REQUIRED WORK
Check every line of the entries for "data", and copy the lines that hold it.

PROVIDED MATERIAL
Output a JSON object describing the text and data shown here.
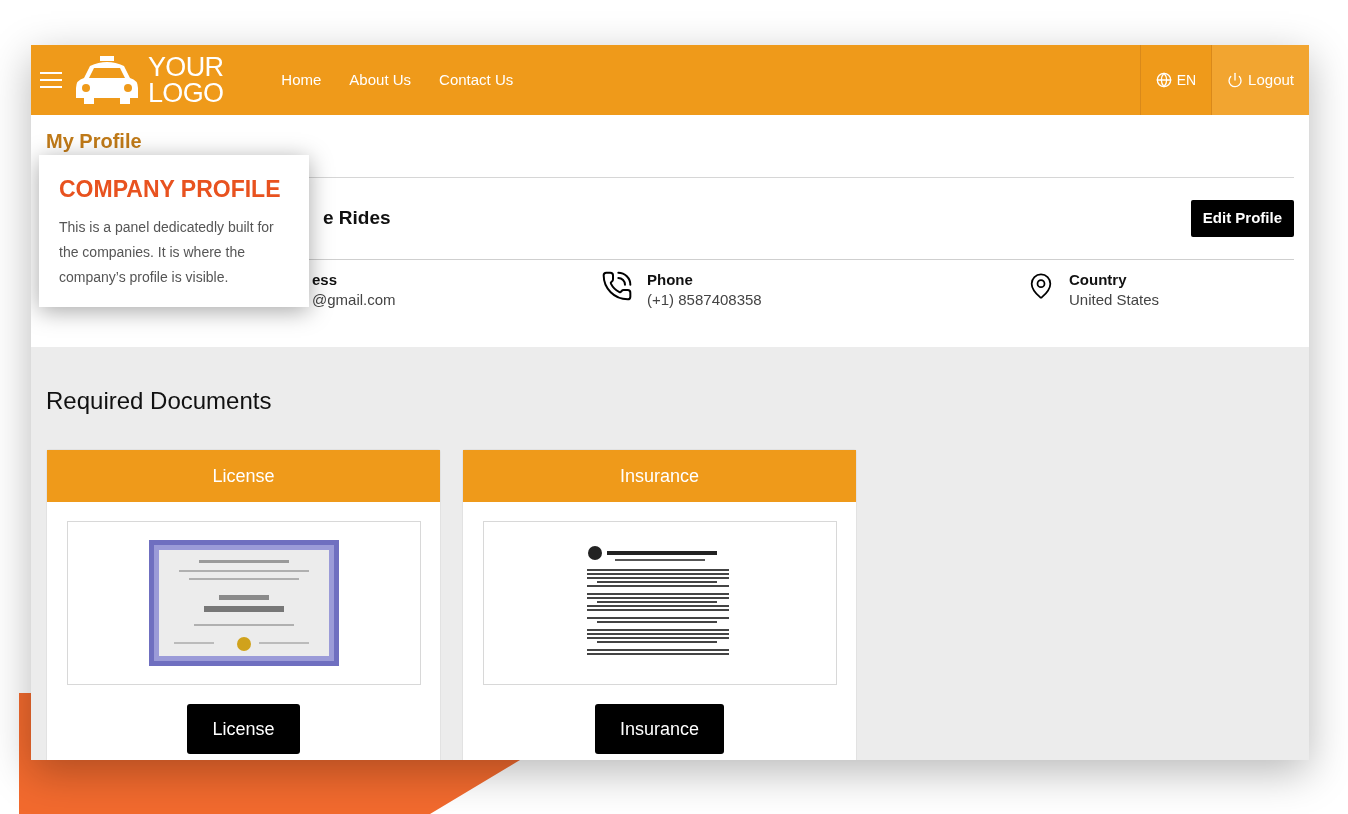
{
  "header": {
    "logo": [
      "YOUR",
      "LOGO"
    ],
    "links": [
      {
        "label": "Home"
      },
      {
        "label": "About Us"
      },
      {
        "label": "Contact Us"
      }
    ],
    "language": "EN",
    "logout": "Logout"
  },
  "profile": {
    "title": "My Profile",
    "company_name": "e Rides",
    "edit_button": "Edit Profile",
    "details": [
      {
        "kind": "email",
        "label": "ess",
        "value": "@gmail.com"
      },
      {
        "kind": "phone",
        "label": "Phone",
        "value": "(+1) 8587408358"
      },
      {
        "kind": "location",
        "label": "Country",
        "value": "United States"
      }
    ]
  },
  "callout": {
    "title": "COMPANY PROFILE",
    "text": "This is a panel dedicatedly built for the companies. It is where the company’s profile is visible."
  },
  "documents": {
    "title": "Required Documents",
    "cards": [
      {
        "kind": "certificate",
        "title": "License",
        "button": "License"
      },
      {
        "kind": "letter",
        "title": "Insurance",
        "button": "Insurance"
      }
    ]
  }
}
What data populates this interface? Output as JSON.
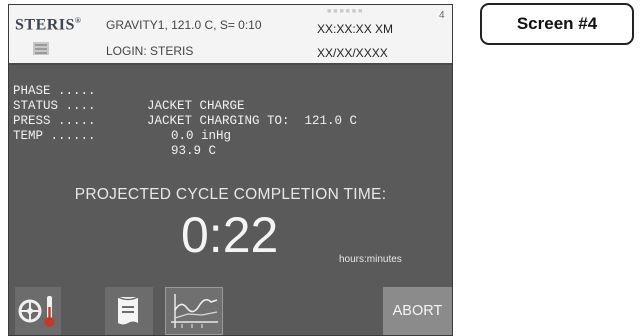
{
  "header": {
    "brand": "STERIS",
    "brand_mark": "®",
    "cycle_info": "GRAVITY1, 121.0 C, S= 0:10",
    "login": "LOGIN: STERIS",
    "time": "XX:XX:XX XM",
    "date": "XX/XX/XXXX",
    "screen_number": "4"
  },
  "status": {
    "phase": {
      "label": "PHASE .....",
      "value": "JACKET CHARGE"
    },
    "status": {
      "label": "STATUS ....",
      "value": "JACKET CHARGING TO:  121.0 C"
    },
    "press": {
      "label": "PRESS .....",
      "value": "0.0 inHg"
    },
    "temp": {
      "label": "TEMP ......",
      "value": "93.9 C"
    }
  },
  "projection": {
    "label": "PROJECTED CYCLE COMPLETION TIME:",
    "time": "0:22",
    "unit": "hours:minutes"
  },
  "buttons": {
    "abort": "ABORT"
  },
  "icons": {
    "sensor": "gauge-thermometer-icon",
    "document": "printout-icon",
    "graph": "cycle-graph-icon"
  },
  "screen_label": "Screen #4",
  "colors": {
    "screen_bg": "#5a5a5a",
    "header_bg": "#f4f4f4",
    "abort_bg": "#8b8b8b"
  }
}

---

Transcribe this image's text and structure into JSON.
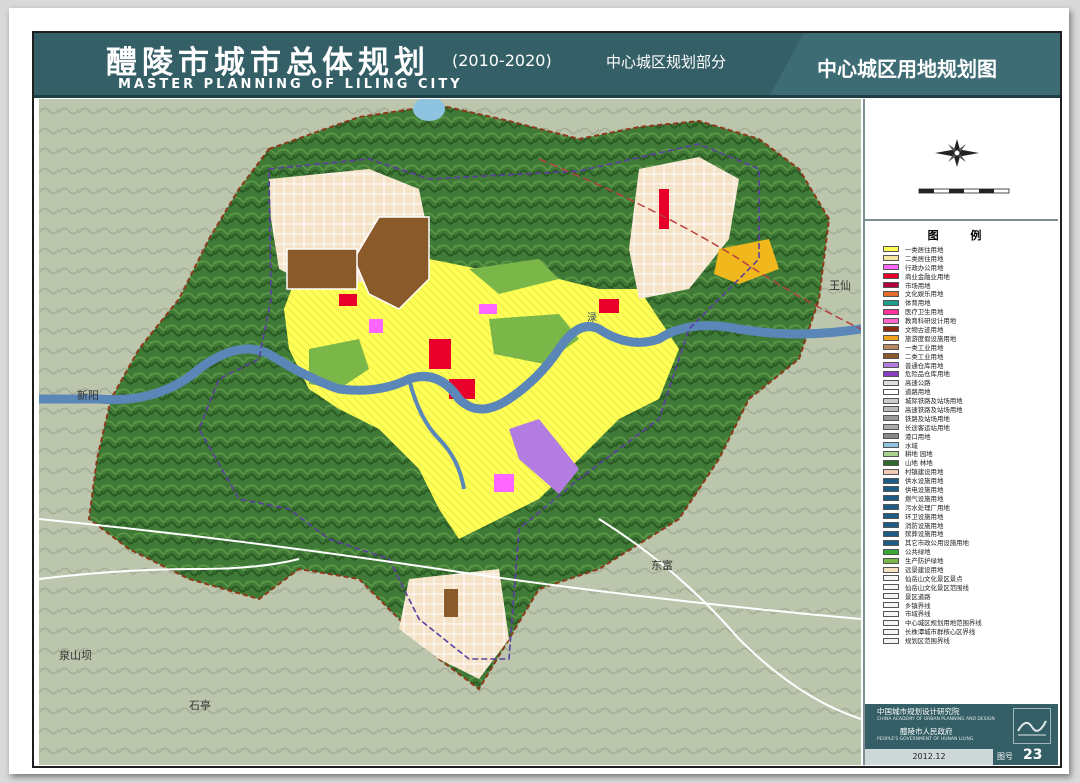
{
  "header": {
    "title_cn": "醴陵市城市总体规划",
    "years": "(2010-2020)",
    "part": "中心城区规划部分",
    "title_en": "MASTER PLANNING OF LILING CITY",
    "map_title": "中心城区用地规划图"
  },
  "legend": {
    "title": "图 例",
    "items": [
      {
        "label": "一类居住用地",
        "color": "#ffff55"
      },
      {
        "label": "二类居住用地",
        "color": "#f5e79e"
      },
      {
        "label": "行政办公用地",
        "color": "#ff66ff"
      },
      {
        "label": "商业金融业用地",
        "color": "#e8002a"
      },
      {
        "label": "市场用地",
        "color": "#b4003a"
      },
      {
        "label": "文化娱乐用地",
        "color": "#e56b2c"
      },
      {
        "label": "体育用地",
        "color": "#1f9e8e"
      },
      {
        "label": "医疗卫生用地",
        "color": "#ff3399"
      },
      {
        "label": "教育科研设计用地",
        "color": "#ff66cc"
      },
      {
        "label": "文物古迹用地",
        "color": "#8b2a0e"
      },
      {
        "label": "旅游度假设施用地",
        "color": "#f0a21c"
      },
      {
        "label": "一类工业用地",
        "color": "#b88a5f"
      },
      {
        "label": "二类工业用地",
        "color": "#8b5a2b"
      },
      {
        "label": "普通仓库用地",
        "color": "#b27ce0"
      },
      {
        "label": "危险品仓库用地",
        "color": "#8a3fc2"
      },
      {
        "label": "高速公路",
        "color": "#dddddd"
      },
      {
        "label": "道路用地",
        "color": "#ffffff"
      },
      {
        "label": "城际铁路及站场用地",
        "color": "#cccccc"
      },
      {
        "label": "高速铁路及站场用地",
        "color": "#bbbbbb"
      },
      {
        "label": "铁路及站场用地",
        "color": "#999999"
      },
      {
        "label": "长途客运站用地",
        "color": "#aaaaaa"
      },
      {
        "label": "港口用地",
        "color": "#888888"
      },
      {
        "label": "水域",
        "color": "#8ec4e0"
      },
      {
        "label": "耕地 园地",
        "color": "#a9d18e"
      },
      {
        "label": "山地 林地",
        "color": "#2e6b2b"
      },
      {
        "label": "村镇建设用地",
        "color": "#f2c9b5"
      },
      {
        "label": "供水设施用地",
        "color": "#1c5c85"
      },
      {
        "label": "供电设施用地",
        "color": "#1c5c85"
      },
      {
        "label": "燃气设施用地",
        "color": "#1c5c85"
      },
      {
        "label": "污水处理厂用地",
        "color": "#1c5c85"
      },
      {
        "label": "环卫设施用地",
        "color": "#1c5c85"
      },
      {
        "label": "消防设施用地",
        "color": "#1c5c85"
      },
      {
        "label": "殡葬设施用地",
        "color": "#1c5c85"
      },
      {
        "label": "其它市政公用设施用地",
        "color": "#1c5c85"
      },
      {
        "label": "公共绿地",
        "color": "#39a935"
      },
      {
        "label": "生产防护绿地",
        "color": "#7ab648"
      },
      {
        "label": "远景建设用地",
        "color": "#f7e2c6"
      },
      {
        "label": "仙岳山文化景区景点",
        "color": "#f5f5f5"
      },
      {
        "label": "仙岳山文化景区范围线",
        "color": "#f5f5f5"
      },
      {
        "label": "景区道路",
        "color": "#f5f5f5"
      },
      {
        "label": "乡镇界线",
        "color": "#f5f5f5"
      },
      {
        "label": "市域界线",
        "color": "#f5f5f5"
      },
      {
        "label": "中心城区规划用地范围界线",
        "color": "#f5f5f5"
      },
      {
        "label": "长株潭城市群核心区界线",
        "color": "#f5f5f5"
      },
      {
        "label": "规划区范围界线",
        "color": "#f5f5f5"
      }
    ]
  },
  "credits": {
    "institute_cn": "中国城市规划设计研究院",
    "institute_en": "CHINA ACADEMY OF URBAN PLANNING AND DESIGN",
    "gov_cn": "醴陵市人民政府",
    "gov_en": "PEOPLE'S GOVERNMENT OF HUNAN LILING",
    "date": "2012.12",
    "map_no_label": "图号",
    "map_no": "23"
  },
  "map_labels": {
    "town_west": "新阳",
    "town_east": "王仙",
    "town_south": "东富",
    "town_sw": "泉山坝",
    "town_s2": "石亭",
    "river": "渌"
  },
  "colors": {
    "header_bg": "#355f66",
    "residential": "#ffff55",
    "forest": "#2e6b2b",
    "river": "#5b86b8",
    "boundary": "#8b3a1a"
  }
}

--

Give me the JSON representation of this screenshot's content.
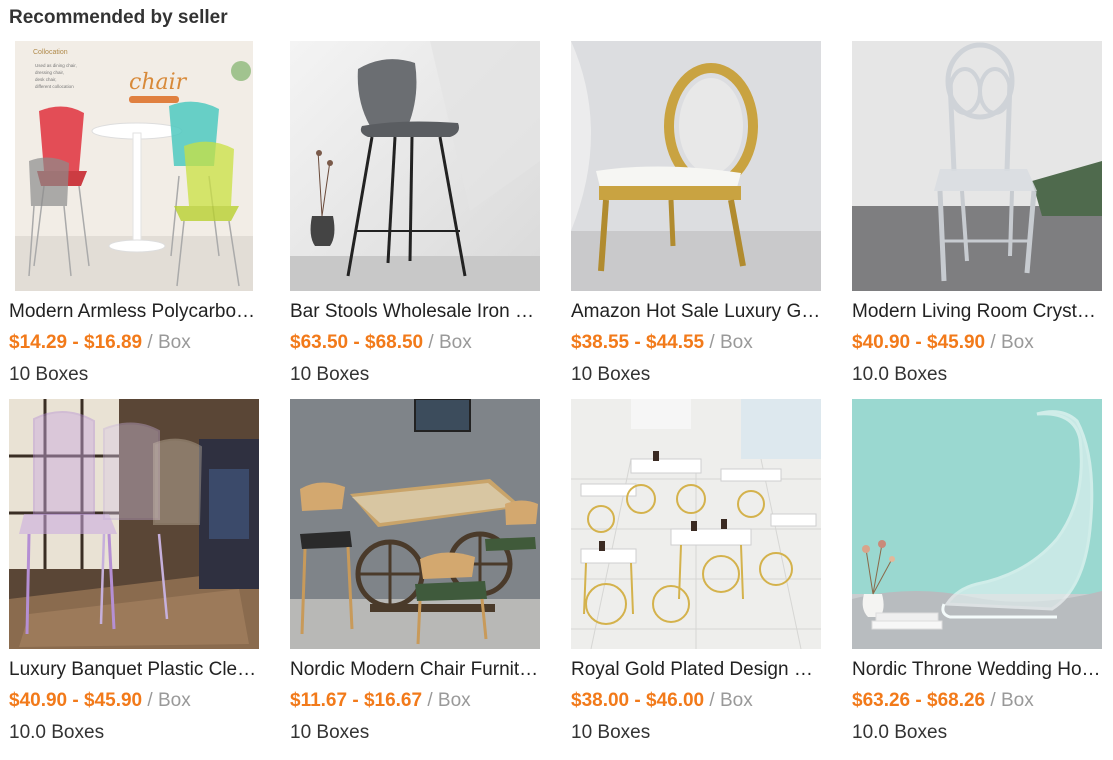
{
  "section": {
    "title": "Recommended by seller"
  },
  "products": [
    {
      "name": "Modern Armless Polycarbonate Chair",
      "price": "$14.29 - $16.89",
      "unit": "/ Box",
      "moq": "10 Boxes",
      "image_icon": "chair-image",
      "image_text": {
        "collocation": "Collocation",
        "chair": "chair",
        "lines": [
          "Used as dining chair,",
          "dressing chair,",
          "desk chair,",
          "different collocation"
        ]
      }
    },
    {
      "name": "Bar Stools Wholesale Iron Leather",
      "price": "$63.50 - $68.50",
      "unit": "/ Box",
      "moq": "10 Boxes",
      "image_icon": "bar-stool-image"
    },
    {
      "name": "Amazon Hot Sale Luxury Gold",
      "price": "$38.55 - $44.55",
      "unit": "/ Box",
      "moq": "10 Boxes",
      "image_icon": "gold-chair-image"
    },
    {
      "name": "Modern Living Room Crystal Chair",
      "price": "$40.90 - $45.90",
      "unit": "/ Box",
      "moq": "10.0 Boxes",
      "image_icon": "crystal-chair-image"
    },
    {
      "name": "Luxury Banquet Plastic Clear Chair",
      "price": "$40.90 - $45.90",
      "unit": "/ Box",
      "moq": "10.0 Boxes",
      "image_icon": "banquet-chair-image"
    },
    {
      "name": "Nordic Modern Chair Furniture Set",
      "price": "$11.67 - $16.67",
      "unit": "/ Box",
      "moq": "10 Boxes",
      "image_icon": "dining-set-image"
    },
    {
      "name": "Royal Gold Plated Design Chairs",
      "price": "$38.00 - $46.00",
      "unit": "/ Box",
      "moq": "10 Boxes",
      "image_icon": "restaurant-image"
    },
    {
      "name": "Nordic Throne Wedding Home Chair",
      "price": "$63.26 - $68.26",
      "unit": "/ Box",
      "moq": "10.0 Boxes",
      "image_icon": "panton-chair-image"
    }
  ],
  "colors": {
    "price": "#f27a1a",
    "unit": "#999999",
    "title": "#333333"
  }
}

RESULT BELOW
Output a JSON object describing the text and data shown here.
What data populates this interface? Output as JSON.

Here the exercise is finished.